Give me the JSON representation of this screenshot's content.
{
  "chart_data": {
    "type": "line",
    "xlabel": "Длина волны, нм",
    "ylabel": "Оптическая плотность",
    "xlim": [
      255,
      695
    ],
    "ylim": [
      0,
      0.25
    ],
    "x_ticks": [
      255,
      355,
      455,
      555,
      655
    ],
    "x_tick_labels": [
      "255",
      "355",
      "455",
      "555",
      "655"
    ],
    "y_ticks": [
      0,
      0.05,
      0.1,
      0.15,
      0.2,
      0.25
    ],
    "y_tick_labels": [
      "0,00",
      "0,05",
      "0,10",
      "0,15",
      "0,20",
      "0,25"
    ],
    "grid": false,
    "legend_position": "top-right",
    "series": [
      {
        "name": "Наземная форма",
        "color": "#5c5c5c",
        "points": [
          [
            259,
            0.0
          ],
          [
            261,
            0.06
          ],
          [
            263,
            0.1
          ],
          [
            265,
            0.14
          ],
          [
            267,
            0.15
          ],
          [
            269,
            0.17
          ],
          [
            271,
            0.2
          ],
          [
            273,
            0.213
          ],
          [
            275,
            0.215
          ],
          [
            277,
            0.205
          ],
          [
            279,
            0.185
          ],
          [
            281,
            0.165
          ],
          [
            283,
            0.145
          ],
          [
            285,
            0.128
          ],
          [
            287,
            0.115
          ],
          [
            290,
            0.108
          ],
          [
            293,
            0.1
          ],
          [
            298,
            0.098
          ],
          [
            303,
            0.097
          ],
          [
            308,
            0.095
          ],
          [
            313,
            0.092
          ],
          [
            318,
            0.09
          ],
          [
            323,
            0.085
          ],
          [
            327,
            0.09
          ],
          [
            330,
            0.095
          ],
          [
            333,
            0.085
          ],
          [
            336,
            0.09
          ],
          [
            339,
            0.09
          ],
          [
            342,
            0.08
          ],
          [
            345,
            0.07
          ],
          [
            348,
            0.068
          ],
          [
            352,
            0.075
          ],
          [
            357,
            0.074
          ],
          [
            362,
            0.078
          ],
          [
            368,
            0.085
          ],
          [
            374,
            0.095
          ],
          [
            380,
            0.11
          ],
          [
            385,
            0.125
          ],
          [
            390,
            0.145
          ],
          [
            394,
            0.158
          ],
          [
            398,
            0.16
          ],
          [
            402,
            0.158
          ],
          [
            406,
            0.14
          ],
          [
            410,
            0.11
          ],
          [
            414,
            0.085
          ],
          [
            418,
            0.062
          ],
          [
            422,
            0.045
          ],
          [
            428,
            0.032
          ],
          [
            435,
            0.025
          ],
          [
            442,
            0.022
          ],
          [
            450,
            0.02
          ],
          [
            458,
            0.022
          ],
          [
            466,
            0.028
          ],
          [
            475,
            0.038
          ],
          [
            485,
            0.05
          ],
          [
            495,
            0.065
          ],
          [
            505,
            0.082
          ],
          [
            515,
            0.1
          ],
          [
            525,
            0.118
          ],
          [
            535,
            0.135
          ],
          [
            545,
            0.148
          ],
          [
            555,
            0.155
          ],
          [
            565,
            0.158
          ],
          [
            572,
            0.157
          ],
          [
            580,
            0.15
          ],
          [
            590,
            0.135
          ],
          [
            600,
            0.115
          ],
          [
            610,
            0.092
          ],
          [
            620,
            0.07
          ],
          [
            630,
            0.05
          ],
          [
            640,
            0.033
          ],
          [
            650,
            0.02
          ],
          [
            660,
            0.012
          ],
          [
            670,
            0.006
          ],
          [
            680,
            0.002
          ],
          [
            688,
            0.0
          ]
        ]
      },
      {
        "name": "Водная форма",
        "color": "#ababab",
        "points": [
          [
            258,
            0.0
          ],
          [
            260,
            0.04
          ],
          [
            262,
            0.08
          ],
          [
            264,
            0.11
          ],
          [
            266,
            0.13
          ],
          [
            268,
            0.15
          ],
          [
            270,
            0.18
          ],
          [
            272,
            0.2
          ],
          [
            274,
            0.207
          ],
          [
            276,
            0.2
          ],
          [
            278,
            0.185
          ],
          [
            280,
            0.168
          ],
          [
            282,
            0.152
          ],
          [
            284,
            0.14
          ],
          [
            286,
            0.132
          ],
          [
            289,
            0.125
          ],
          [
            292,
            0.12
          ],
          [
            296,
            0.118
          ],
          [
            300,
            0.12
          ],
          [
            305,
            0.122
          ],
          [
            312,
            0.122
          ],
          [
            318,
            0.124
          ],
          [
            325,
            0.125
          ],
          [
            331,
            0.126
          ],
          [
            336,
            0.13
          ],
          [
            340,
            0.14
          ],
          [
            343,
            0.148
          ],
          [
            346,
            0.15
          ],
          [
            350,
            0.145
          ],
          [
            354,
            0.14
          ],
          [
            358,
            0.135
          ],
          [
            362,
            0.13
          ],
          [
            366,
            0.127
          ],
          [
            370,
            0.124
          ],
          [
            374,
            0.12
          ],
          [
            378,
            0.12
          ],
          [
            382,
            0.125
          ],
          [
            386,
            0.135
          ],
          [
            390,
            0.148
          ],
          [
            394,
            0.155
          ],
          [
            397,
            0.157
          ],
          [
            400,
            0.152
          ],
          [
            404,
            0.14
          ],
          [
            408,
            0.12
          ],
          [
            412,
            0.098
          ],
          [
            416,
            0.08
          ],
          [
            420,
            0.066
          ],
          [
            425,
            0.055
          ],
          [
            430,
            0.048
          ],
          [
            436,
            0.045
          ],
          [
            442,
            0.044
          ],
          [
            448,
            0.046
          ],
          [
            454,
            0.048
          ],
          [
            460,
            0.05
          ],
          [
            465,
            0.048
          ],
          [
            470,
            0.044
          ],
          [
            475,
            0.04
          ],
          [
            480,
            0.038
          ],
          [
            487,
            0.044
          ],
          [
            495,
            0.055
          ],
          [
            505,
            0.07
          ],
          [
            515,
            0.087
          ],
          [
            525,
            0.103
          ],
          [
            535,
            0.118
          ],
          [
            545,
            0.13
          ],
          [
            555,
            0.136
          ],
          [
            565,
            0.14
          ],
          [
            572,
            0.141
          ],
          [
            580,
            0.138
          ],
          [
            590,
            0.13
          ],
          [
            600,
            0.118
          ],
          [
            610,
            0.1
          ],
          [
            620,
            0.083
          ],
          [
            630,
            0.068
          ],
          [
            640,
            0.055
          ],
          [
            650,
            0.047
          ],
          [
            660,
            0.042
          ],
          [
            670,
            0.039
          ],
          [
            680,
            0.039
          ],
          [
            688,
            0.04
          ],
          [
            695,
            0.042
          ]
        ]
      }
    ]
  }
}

════════════════

Direction: Transcribe all of the entries without altering anything.

Result:
Give me the JSON representation of this screenshot's content.
{
  "chart_data": {
    "type": "line",
    "xlabel": "Длина волны, нм",
    "ylabel": "Оптическая плотность",
    "xlim": [
      255,
      695
    ],
    "ylim": [
      0,
      0.25
    ],
    "x_ticks": [
      255,
      355,
      455,
      555,
      655
    ],
    "x_tick_labels": [
      "255",
      "355",
      "455",
      "555",
      "655"
    ],
    "y_ticks": [
      0,
      0.05,
      0.1,
      0.15,
      0.2,
      0.25
    ],
    "y_tick_labels": [
      "0,00",
      "0,05",
      "0,10",
      "0,15",
      "0,20",
      "0,25"
    ],
    "grid": false,
    "legend_position": "top-right",
    "series": [
      {
        "name": "Наземная форма",
        "color": "#5c5c5c",
        "points": [
          [
            259,
            0.0
          ],
          [
            261,
            0.06
          ],
          [
            263,
            0.1
          ],
          [
            265,
            0.14
          ],
          [
            267,
            0.15
          ],
          [
            269,
            0.17
          ],
          [
            271,
            0.2
          ],
          [
            273,
            0.213
          ],
          [
            275,
            0.215
          ],
          [
            277,
            0.205
          ],
          [
            279,
            0.185
          ],
          [
            281,
            0.165
          ],
          [
            283,
            0.145
          ],
          [
            285,
            0.128
          ],
          [
            287,
            0.115
          ],
          [
            290,
            0.108
          ],
          [
            293,
            0.1
          ],
          [
            298,
            0.098
          ],
          [
            303,
            0.097
          ],
          [
            308,
            0.095
          ],
          [
            313,
            0.092
          ],
          [
            318,
            0.09
          ],
          [
            323,
            0.085
          ],
          [
            327,
            0.09
          ],
          [
            330,
            0.095
          ],
          [
            333,
            0.085
          ],
          [
            336,
            0.09
          ],
          [
            339,
            0.09
          ],
          [
            342,
            0.08
          ],
          [
            345,
            0.07
          ],
          [
            348,
            0.068
          ],
          [
            352,
            0.075
          ],
          [
            357,
            0.074
          ],
          [
            362,
            0.078
          ],
          [
            368,
            0.085
          ],
          [
            374,
            0.095
          ],
          [
            380,
            0.11
          ],
          [
            385,
            0.125
          ],
          [
            390,
            0.145
          ],
          [
            394,
            0.158
          ],
          [
            398,
            0.16
          ],
          [
            402,
            0.158
          ],
          [
            406,
            0.14
          ],
          [
            410,
            0.11
          ],
          [
            414,
            0.085
          ],
          [
            418,
            0.062
          ],
          [
            422,
            0.045
          ],
          [
            428,
            0.032
          ],
          [
            435,
            0.025
          ],
          [
            442,
            0.022
          ],
          [
            450,
            0.02
          ],
          [
            458,
            0.022
          ],
          [
            466,
            0.028
          ],
          [
            475,
            0.038
          ],
          [
            485,
            0.05
          ],
          [
            495,
            0.065
          ],
          [
            505,
            0.082
          ],
          [
            515,
            0.1
          ],
          [
            525,
            0.118
          ],
          [
            535,
            0.135
          ],
          [
            545,
            0.148
          ],
          [
            555,
            0.155
          ],
          [
            565,
            0.158
          ],
          [
            572,
            0.157
          ],
          [
            580,
            0.15
          ],
          [
            590,
            0.135
          ],
          [
            600,
            0.115
          ],
          [
            610,
            0.092
          ],
          [
            620,
            0.07
          ],
          [
            630,
            0.05
          ],
          [
            640,
            0.033
          ],
          [
            650,
            0.02
          ],
          [
            660,
            0.012
          ],
          [
            670,
            0.006
          ],
          [
            680,
            0.002
          ],
          [
            688,
            0.0
          ]
        ]
      },
      {
        "name": "Водная форма",
        "color": "#ababab",
        "points": [
          [
            258,
            0.0
          ],
          [
            260,
            0.04
          ],
          [
            262,
            0.08
          ],
          [
            264,
            0.11
          ],
          [
            266,
            0.13
          ],
          [
            268,
            0.15
          ],
          [
            270,
            0.18
          ],
          [
            272,
            0.2
          ],
          [
            274,
            0.207
          ],
          [
            276,
            0.2
          ],
          [
            278,
            0.185
          ],
          [
            280,
            0.168
          ],
          [
            282,
            0.152
          ],
          [
            284,
            0.14
          ],
          [
            286,
            0.132
          ],
          [
            289,
            0.125
          ],
          [
            292,
            0.12
          ],
          [
            296,
            0.118
          ],
          [
            300,
            0.12
          ],
          [
            305,
            0.122
          ],
          [
            312,
            0.122
          ],
          [
            318,
            0.124
          ],
          [
            325,
            0.125
          ],
          [
            331,
            0.126
          ],
          [
            336,
            0.13
          ],
          [
            340,
            0.14
          ],
          [
            343,
            0.148
          ],
          [
            346,
            0.15
          ],
          [
            350,
            0.145
          ],
          [
            354,
            0.14
          ],
          [
            358,
            0.135
          ],
          [
            362,
            0.13
          ],
          [
            366,
            0.127
          ],
          [
            370,
            0.124
          ],
          [
            374,
            0.12
          ],
          [
            378,
            0.12
          ],
          [
            382,
            0.125
          ],
          [
            386,
            0.135
          ],
          [
            390,
            0.148
          ],
          [
            394,
            0.155
          ],
          [
            397,
            0.157
          ],
          [
            400,
            0.152
          ],
          [
            404,
            0.14
          ],
          [
            408,
            0.12
          ],
          [
            412,
            0.098
          ],
          [
            416,
            0.08
          ],
          [
            420,
            0.066
          ],
          [
            425,
            0.055
          ],
          [
            430,
            0.048
          ],
          [
            436,
            0.045
          ],
          [
            442,
            0.044
          ],
          [
            448,
            0.046
          ],
          [
            454,
            0.048
          ],
          [
            460,
            0.05
          ],
          [
            465,
            0.048
          ],
          [
            470,
            0.044
          ],
          [
            475,
            0.04
          ],
          [
            480,
            0.038
          ],
          [
            487,
            0.044
          ],
          [
            495,
            0.055
          ],
          [
            505,
            0.07
          ],
          [
            515,
            0.087
          ],
          [
            525,
            0.103
          ],
          [
            535,
            0.118
          ],
          [
            545,
            0.13
          ],
          [
            555,
            0.136
          ],
          [
            565,
            0.14
          ],
          [
            572,
            0.141
          ],
          [
            580,
            0.138
          ],
          [
            590,
            0.13
          ],
          [
            600,
            0.118
          ],
          [
            610,
            0.1
          ],
          [
            620,
            0.083
          ],
          [
            630,
            0.068
          ],
          [
            640,
            0.055
          ],
          [
            650,
            0.047
          ],
          [
            660,
            0.042
          ],
          [
            670,
            0.039
          ],
          [
            680,
            0.039
          ],
          [
            688,
            0.04
          ],
          [
            695,
            0.042
          ]
        ]
      }
    ]
  }
}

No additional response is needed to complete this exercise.